Find the lines in these entries that include the word "ylabel" and state how many there are, with no other words.

--- Entries provided ---
--- --- ---
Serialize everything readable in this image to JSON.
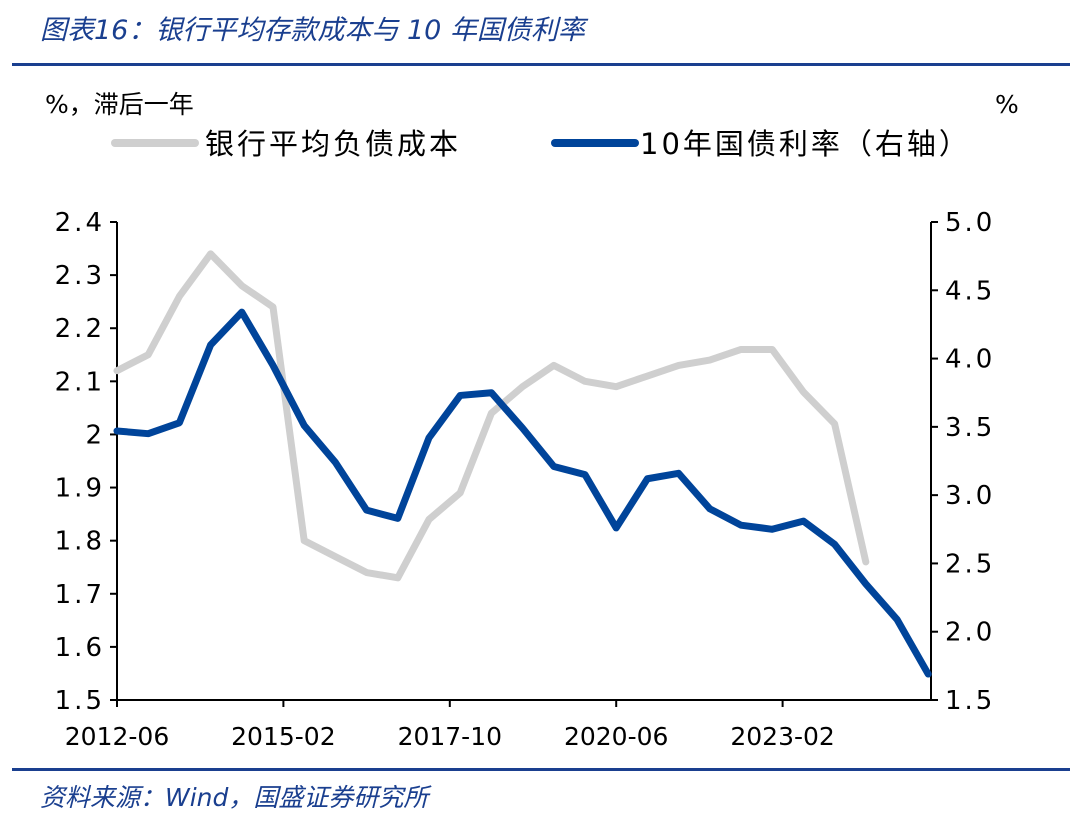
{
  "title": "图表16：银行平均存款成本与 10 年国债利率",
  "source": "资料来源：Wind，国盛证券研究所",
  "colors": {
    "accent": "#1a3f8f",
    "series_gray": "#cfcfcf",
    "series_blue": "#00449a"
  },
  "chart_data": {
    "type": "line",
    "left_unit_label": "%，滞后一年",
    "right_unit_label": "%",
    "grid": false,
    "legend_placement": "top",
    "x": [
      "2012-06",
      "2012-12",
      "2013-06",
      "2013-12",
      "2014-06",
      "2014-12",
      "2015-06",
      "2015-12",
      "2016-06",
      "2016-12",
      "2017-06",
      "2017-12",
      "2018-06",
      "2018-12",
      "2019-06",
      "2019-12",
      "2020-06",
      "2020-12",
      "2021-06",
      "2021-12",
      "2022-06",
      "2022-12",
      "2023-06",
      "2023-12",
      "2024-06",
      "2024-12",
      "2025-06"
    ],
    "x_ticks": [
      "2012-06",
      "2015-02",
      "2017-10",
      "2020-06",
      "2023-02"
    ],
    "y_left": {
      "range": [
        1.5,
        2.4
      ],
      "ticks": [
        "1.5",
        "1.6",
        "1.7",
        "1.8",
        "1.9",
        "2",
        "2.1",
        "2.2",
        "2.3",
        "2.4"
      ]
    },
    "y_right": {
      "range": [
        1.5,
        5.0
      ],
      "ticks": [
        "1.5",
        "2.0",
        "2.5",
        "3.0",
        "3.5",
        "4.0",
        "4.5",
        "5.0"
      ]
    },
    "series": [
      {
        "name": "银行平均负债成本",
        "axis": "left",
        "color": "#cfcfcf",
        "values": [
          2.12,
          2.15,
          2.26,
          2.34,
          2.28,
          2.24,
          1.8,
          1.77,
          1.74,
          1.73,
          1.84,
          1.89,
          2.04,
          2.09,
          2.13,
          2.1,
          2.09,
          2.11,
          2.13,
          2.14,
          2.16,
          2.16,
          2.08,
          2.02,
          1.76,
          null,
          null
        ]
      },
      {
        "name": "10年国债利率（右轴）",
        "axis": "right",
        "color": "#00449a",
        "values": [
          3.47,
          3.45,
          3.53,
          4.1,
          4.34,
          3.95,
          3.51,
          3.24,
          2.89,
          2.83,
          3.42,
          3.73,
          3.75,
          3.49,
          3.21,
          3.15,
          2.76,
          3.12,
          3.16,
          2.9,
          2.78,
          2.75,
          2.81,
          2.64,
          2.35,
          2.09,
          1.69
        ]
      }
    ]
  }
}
--- --- ---
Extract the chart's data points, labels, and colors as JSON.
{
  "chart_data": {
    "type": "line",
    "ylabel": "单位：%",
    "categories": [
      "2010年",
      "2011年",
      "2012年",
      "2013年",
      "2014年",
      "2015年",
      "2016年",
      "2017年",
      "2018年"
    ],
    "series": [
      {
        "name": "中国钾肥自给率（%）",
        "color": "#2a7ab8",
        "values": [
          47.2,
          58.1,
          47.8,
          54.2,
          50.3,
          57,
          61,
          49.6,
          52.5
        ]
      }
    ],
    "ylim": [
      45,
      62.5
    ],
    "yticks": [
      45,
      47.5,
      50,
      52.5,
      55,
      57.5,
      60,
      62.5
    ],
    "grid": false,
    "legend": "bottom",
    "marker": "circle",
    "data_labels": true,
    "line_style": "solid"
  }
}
--- --- ---
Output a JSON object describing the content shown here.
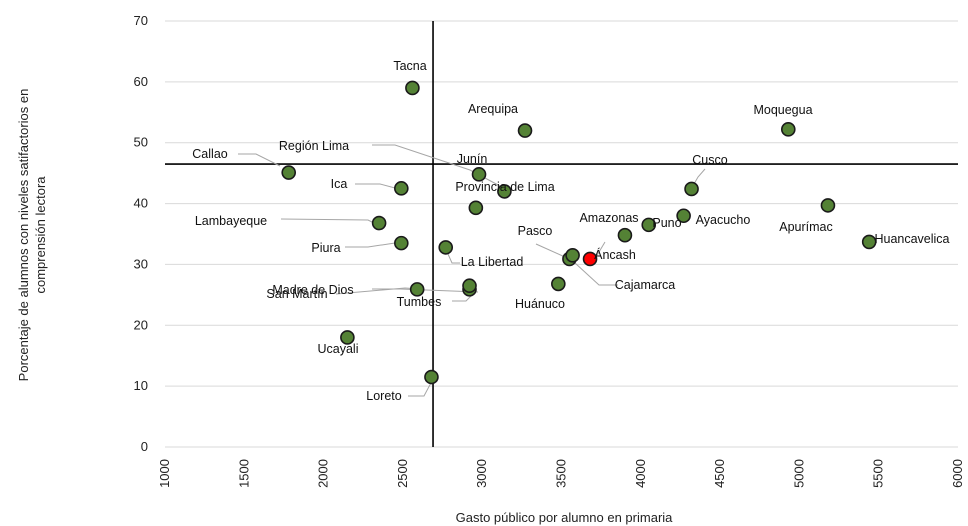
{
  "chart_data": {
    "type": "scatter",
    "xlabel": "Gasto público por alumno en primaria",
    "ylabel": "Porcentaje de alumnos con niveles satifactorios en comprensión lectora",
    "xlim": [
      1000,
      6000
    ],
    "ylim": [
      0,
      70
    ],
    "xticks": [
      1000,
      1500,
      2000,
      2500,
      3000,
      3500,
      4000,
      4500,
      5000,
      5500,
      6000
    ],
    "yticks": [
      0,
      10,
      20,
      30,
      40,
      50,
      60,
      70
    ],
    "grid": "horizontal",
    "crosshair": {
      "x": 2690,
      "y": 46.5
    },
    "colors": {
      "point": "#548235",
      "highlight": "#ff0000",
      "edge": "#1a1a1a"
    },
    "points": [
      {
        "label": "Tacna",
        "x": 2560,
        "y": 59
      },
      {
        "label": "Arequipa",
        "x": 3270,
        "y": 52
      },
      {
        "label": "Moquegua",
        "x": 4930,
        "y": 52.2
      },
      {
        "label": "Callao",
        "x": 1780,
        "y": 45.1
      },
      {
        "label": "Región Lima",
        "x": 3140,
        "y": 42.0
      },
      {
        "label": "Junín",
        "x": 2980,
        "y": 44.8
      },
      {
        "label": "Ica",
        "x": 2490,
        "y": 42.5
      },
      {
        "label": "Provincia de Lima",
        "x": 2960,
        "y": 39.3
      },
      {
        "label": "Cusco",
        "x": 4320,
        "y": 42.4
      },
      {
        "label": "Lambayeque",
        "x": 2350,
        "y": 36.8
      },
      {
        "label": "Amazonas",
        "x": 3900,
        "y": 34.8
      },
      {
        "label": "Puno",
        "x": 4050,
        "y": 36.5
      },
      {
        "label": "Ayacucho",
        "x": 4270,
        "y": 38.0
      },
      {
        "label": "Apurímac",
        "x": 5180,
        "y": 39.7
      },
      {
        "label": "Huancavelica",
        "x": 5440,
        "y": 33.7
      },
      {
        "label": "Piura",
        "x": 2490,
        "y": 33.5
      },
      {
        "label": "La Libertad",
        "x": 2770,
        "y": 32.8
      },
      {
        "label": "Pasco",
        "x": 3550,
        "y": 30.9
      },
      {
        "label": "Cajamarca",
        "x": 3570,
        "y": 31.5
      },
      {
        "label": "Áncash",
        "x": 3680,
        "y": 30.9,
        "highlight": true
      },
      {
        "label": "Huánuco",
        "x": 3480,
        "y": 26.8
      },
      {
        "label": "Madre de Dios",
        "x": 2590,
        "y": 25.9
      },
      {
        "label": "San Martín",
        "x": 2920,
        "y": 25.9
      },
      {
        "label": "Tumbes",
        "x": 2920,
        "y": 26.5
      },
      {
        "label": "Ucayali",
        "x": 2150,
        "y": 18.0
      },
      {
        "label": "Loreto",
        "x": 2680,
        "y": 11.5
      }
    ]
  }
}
--- --- ---
--- Exercise result ---
2